Pull every line with the word "ylabel" out of the entries below.

= = = =

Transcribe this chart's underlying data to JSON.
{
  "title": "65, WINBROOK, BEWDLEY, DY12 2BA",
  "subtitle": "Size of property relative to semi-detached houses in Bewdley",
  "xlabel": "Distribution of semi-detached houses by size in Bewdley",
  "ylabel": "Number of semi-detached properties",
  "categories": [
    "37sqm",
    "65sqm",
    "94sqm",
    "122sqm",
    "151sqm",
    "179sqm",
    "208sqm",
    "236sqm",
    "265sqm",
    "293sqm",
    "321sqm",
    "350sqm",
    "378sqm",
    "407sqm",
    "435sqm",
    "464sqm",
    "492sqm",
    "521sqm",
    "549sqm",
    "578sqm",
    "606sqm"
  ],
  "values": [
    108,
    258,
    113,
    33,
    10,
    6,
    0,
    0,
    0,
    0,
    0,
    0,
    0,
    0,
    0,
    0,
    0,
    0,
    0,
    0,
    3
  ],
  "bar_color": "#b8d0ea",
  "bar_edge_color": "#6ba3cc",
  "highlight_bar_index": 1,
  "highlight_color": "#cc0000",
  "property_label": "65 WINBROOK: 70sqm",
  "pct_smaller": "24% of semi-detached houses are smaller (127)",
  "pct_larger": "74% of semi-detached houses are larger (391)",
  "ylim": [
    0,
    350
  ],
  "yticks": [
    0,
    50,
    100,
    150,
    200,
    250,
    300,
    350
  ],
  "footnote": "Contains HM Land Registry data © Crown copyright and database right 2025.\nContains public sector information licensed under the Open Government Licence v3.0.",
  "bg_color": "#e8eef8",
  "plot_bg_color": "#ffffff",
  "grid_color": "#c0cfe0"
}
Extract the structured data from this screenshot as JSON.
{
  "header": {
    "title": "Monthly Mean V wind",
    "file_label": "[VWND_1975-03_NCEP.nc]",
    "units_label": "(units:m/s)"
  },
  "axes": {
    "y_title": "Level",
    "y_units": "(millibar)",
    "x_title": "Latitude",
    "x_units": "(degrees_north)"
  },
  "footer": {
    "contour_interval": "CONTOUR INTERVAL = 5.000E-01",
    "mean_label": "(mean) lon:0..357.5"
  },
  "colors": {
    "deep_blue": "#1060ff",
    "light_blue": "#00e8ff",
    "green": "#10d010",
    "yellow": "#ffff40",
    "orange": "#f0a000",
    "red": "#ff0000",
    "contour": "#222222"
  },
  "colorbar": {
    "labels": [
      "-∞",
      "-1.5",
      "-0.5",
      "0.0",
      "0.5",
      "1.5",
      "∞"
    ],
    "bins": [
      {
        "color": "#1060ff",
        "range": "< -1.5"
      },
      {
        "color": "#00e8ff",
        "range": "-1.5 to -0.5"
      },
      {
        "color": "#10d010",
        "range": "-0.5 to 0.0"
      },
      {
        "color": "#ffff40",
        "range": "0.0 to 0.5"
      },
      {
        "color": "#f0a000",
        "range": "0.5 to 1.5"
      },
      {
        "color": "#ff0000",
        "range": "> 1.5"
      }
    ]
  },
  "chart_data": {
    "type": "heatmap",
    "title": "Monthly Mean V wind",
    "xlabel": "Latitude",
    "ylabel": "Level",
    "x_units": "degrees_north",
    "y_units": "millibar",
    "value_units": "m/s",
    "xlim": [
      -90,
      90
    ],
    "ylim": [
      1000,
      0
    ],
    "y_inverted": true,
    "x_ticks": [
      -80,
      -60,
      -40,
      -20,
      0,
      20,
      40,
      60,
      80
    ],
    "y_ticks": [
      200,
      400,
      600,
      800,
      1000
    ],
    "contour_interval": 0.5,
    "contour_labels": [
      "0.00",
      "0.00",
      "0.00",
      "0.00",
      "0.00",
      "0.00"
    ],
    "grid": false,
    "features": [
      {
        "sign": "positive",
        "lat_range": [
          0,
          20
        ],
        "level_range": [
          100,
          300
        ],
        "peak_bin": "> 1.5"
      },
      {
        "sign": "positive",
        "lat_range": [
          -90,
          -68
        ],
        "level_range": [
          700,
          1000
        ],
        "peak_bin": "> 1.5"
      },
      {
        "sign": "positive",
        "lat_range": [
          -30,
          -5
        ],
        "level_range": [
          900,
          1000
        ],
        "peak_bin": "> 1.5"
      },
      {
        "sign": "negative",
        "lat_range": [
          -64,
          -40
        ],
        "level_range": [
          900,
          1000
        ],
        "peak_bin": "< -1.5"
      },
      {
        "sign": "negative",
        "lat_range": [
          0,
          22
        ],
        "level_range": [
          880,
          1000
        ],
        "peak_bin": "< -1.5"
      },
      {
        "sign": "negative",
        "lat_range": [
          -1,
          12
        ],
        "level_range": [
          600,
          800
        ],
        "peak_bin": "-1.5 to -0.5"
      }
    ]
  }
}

= = = =

* **ANSWER BELOW**:
  "ylabel": "Number of semi-detached properties",
    "ylabel": "Level",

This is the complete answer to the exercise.